* **YOUR TASK**:
Pick out all lines in the listing holding the string "Rijden" and copy them.
● ● ●
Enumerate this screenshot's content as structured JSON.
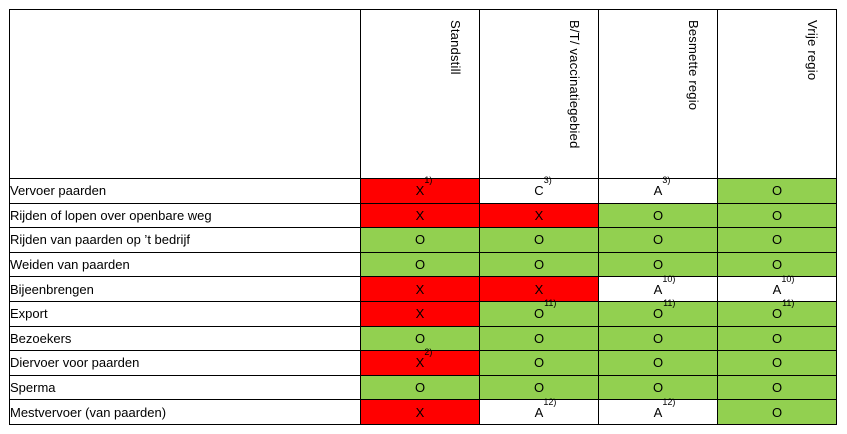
{
  "colors": {
    "red": "#ff0000",
    "green": "#92d050",
    "white": "#ffffff"
  },
  "columns": [
    "Standstill",
    "B/T/ vaccinatiegebied",
    "Besmette regio",
    "Vrije regio"
  ],
  "rows": [
    {
      "label": "Vervoer paarden",
      "cells": [
        {
          "v": "X",
          "n": "1)",
          "c": "red"
        },
        {
          "v": "C",
          "n": "3)",
          "c": "white"
        },
        {
          "v": "A",
          "n": "3)",
          "c": "white"
        },
        {
          "v": "O",
          "n": "",
          "c": "green"
        }
      ]
    },
    {
      "label": "Rijden of lopen over openbare weg",
      "cells": [
        {
          "v": "X",
          "n": "",
          "c": "red"
        },
        {
          "v": "X",
          "n": "",
          "c": "red"
        },
        {
          "v": "O",
          "n": "",
          "c": "green"
        },
        {
          "v": "O",
          "n": "",
          "c": "green"
        }
      ]
    },
    {
      "label": "Rijden van paarden op ’t bedrijf",
      "cells": [
        {
          "v": "O",
          "n": "",
          "c": "green"
        },
        {
          "v": "O",
          "n": "",
          "c": "green"
        },
        {
          "v": "O",
          "n": "",
          "c": "green"
        },
        {
          "v": "O",
          "n": "",
          "c": "green"
        }
      ]
    },
    {
      "label": "Weiden van paarden",
      "cells": [
        {
          "v": "O",
          "n": "",
          "c": "green"
        },
        {
          "v": "O",
          "n": "",
          "c": "green"
        },
        {
          "v": "O",
          "n": "",
          "c": "green"
        },
        {
          "v": "O",
          "n": "",
          "c": "green"
        }
      ]
    },
    {
      "label": "Bijeenbrengen",
      "cells": [
        {
          "v": "X",
          "n": "",
          "c": "red"
        },
        {
          "v": "X",
          "n": "",
          "c": "red"
        },
        {
          "v": "A",
          "n": "10)",
          "c": "white"
        },
        {
          "v": "A",
          "n": "10)",
          "c": "white"
        }
      ]
    },
    {
      "label": "Export",
      "cells": [
        {
          "v": "X",
          "n": "",
          "c": "red"
        },
        {
          "v": "O",
          "n": "11)",
          "c": "green"
        },
        {
          "v": "O",
          "n": "11)",
          "c": "green"
        },
        {
          "v": "O",
          "n": "11)",
          "c": "green"
        }
      ]
    },
    {
      "label": "Bezoekers",
      "cells": [
        {
          "v": "O",
          "n": "",
          "c": "green"
        },
        {
          "v": "O",
          "n": "",
          "c": "green"
        },
        {
          "v": "O",
          "n": "",
          "c": "green"
        },
        {
          "v": "O",
          "n": "",
          "c": "green"
        }
      ]
    },
    {
      "label": "Diervoer voor paarden",
      "cells": [
        {
          "v": "X",
          "n": "2)",
          "c": "red"
        },
        {
          "v": "O",
          "n": "",
          "c": "green"
        },
        {
          "v": "O",
          "n": "",
          "c": "green"
        },
        {
          "v": "O",
          "n": "",
          "c": "green"
        }
      ]
    },
    {
      "label": "Sperma",
      "cells": [
        {
          "v": "O",
          "n": "",
          "c": "green"
        },
        {
          "v": "O",
          "n": "",
          "c": "green"
        },
        {
          "v": "O",
          "n": "",
          "c": "green"
        },
        {
          "v": "O",
          "n": "",
          "c": "green"
        }
      ]
    },
    {
      "label": "Mestvervoer (van paarden)",
      "cells": [
        {
          "v": "X",
          "n": "",
          "c": "red"
        },
        {
          "v": "A",
          "n": "12)",
          "c": "white"
        },
        {
          "v": "A",
          "n": "12)",
          "c": "white"
        },
        {
          "v": "O",
          "n": "",
          "c": "green"
        }
      ]
    }
  ]
}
● ● ●
* **TASK SOLUTION**:
      "label": "Rijden of lopen over openbare weg",
      "label": "Rijden van paarden op ’t bedrijf",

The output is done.